━━━ Records shown
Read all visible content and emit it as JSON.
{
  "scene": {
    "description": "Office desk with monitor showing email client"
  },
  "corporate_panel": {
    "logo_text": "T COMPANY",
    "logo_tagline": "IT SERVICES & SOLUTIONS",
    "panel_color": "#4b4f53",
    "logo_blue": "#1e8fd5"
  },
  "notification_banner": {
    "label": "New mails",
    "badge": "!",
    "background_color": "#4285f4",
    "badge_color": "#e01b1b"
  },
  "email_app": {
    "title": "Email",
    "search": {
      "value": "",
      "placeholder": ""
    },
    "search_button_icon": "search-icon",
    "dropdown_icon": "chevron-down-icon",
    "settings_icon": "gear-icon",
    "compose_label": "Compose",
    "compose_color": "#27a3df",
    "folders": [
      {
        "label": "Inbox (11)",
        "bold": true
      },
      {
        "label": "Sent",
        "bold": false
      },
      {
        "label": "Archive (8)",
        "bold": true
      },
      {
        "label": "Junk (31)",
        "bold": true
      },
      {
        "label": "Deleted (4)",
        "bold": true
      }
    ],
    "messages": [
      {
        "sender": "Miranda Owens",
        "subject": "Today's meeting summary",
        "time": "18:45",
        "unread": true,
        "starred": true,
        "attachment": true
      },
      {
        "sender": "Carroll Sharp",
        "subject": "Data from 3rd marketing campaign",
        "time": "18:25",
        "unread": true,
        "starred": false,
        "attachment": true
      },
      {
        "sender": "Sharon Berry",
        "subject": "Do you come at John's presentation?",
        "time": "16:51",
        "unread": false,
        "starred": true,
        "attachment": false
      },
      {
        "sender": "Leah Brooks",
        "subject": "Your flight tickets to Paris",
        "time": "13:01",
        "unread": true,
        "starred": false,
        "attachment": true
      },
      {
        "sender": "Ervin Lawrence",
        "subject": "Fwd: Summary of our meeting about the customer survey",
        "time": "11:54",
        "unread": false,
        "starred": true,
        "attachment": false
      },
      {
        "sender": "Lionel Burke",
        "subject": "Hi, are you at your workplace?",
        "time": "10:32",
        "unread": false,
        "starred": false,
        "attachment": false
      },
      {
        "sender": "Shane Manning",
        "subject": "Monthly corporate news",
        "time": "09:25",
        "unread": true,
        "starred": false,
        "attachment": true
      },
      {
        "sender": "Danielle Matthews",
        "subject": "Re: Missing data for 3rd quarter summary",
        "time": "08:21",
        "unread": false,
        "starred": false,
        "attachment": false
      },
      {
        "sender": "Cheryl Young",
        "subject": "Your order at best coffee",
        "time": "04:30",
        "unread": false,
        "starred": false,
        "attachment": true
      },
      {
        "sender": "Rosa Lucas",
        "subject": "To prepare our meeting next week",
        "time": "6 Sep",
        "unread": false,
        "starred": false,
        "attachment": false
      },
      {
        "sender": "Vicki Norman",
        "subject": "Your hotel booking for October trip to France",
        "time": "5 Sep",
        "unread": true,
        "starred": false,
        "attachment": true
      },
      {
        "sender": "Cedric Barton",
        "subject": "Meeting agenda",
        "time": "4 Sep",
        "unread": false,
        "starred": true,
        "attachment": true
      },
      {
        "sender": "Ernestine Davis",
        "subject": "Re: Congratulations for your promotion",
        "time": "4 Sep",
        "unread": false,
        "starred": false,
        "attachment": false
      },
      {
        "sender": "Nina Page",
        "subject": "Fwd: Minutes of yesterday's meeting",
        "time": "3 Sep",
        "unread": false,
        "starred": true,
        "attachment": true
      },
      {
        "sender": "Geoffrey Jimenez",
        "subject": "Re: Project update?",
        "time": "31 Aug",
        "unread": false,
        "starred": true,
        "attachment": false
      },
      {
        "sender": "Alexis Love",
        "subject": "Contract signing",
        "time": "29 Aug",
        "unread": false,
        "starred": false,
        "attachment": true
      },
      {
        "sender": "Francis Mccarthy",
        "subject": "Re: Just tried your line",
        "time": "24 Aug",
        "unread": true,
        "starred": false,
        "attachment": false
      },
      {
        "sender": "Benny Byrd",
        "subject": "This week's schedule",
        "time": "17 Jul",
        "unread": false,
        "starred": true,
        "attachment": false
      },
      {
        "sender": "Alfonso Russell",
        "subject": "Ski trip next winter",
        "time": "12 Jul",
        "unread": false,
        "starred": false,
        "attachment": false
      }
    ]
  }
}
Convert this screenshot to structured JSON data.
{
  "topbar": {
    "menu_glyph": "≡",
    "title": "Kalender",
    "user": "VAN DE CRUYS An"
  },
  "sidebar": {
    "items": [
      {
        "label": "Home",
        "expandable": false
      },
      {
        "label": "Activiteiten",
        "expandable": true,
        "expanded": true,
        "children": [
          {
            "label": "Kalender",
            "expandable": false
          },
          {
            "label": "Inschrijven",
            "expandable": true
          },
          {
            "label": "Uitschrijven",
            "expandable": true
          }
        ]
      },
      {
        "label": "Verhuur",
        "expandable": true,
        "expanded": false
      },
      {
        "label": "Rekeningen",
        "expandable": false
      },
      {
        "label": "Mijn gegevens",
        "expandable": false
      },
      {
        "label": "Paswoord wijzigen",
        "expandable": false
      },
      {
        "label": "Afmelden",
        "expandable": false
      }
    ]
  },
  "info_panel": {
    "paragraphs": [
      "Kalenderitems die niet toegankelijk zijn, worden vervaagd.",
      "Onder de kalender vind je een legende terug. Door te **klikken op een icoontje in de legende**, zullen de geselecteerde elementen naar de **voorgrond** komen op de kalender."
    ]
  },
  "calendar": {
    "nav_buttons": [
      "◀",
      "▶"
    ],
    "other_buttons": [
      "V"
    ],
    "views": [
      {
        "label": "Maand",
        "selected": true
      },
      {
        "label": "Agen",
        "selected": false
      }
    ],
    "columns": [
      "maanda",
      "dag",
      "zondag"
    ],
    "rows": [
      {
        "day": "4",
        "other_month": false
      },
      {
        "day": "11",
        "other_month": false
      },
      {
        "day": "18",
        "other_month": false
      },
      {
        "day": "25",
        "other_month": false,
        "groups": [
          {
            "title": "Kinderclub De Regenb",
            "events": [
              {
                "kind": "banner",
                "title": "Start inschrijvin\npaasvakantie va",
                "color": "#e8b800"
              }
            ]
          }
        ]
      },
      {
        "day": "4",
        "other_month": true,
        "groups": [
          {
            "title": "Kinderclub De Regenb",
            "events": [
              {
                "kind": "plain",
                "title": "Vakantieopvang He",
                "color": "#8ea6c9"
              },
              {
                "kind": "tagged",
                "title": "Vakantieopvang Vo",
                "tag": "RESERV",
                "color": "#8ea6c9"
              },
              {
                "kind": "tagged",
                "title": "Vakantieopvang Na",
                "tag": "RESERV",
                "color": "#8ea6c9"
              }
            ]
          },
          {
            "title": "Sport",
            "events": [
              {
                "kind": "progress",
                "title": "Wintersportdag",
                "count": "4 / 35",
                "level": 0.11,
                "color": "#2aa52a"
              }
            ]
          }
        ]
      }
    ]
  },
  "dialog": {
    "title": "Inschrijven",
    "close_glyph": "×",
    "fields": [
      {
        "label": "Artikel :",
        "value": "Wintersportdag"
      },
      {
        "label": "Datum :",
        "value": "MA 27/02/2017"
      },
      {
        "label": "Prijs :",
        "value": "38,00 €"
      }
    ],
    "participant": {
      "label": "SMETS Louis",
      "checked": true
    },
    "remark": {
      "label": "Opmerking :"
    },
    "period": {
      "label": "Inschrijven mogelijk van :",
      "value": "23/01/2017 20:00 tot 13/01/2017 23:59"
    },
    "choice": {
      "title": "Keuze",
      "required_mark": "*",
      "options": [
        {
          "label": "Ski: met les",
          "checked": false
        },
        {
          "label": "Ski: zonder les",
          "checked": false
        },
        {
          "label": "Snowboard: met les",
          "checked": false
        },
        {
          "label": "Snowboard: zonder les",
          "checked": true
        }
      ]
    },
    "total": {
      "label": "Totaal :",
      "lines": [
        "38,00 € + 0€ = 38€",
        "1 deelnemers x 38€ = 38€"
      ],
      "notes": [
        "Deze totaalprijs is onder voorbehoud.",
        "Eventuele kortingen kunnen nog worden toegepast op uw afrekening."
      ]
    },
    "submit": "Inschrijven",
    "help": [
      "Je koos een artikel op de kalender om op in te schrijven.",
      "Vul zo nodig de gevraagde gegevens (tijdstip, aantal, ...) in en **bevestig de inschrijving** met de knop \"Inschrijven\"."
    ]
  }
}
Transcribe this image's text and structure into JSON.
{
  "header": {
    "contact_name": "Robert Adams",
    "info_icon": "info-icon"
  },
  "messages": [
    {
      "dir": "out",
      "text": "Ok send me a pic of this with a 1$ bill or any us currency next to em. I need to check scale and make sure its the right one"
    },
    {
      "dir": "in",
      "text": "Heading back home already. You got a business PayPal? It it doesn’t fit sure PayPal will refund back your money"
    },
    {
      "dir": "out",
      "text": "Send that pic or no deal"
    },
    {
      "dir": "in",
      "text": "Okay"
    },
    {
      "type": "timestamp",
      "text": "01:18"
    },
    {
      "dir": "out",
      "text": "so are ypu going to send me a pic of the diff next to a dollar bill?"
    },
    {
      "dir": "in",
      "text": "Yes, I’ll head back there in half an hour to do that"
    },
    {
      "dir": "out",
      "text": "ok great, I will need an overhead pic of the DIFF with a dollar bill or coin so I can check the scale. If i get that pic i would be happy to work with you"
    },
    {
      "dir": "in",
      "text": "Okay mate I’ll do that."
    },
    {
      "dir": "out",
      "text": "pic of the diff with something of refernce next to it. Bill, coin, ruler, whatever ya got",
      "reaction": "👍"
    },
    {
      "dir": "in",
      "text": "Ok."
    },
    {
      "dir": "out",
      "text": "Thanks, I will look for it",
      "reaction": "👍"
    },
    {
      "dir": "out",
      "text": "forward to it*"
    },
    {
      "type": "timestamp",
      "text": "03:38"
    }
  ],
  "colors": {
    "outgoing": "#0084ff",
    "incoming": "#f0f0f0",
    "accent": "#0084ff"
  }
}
━━━━━━
■ Aim: Work out how many lines of the listing above include the word "week". Report only the number.

■ Final result: 2